» What is needed
Copy out each line below that has the word "repercuſsifs" in it.

(Recorded data)
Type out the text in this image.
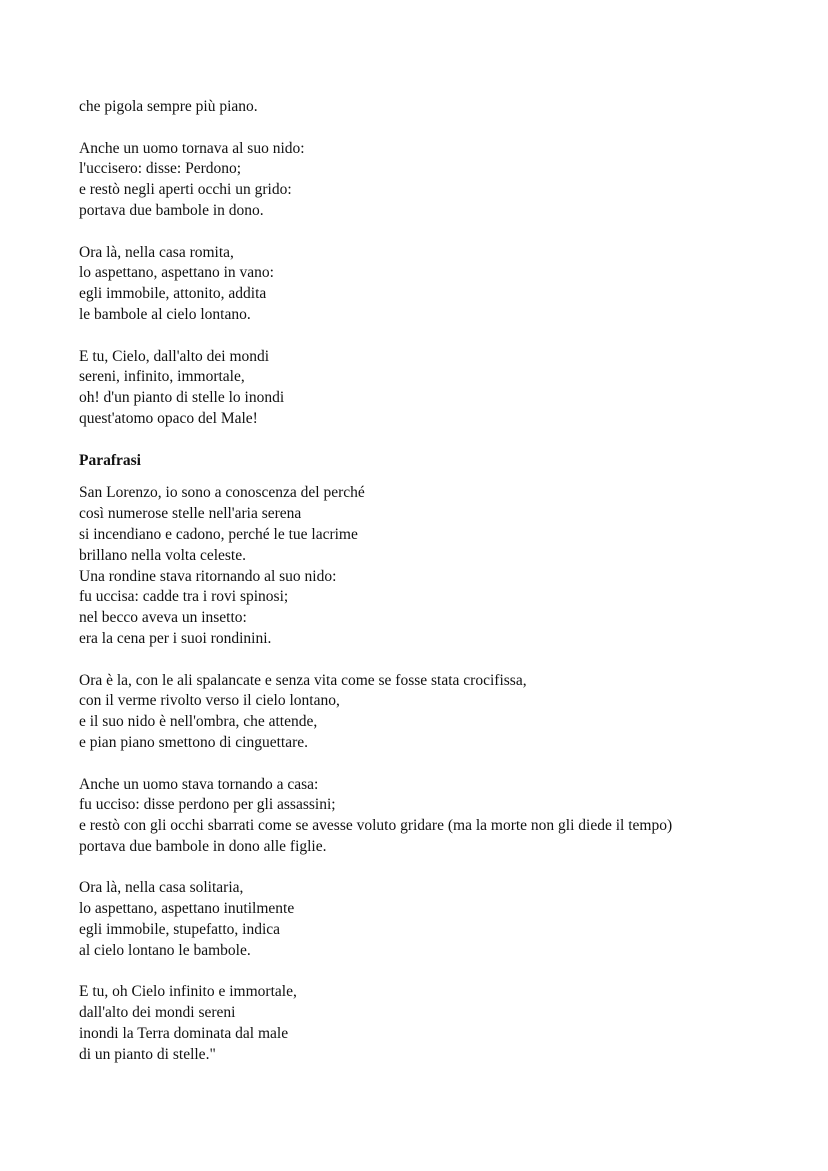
che pigola sempre più piano.
Anche un uomo tornava al suo nido:
l'uccisero: disse: Perdono;
e restò negli aperti occhi un grido:
portava due bambole in dono.
Ora là, nella casa romita,
lo aspettano, aspettano in vano:
egli immobile, attonito, addita
le bambole al cielo lontano.
E tu, Cielo, dall'alto dei mondi
sereni, infinito, immortale,
oh! d'un pianto di stelle lo inondi
quest'atomo opaco del Male!
Parafrasi
San Lorenzo, io sono a conoscenza del perché
così numerose stelle nell'aria serena
si incendiano e cadono, perché le tue lacrime
brillano nella volta celeste.
Una rondine stava ritornando al suo nido:
fu uccisa: cadde tra i rovi spinosi;
nel becco aveva un insetto:
era la cena per i suoi rondinini.
Ora è la, con le ali spalancate e senza vita come se fosse stata crocifissa,
con il verme rivolto verso il cielo lontano,
e il suo nido è nell'ombra, che attende,
e pian piano smettono di cinguettare.
Anche un uomo stava tornando a casa:
fu ucciso: disse perdono per gli assassini;
e restò con gli occhi sbarrati come se avesse voluto gridare (ma la morte non gli diede il tempo)
portava due bambole in dono alle figlie.
Ora là, nella casa solitaria,
lo aspettano, aspettano inutilmente
egli immobile, stupefatto, indica
al cielo lontano le bambole.
E tu, oh Cielo infinito e immortale,
dall'alto dei mondi sereni
inondi la Terra dominata dal male
di un pianto di stelle."
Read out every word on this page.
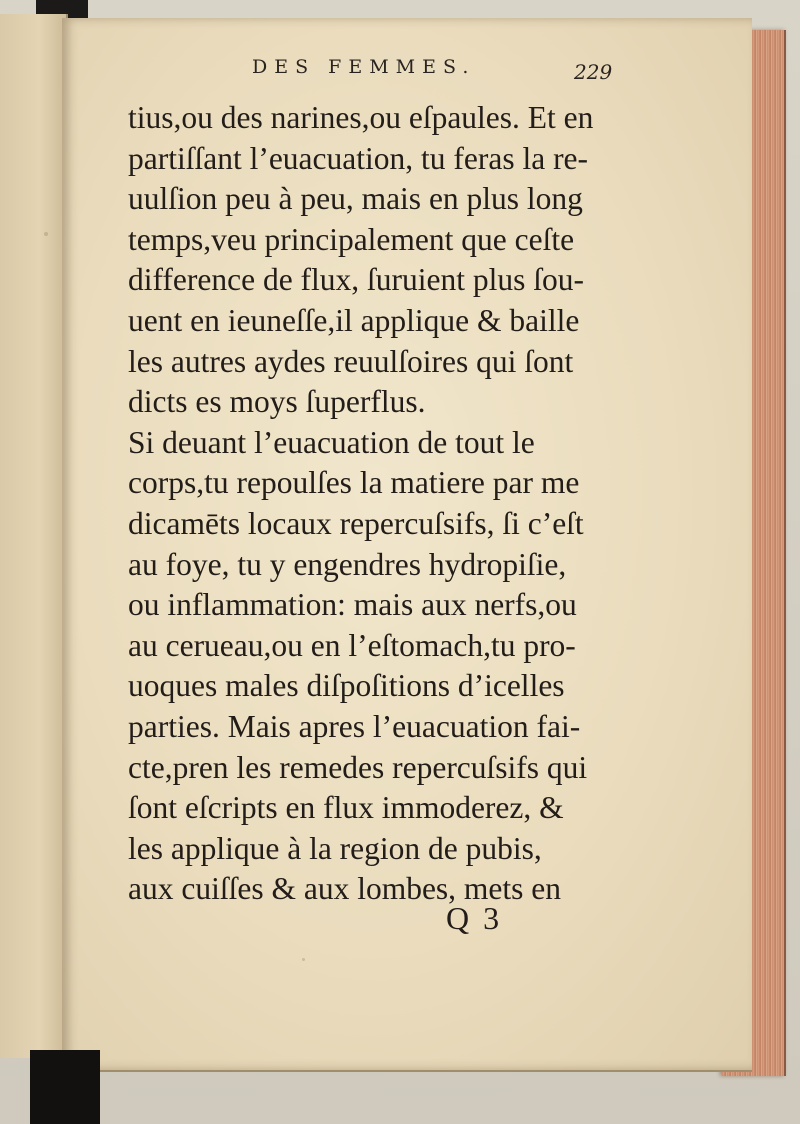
DES FEMMES.	229
tius,ou des narines,ou eſpaules. Et en
partiſſant l’euacuation, tu feras la re-
uulſion peu à peu, mais en plus long
temps,veu principalement que ceſte
difference de flux, ſuruient plus ſou-
uent en ieuneſſe,il applique & baille
les autres aydes reuulſoires qui ſont
dicts es moys ſuperflus.
Si deuant l’euacuation de tout le
corps,tu repoulſes la matiere par me
dicamēts locaux repercuſsifs, ſi c’eſt
au foye, tu y engendres hydropiſie,
ou inflammation: mais aux nerfs,ou
au cerueau,ou en l’eſtomach,tu pro-
uoques males diſpoſitions d’icelles
parties. Mais apres l’euacuation fai-
cte,pren les remedes repercuſsifs qui
ſont eſcripts en flux immoderez, &
les applique à la region de pubis,
aux cuiſſes & aux lombes, mets en
Q 3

» Output of the exercise
dicamēts locaux repercuſsifs, ſi c’eſt
cte,pren les remedes repercuſsifs qui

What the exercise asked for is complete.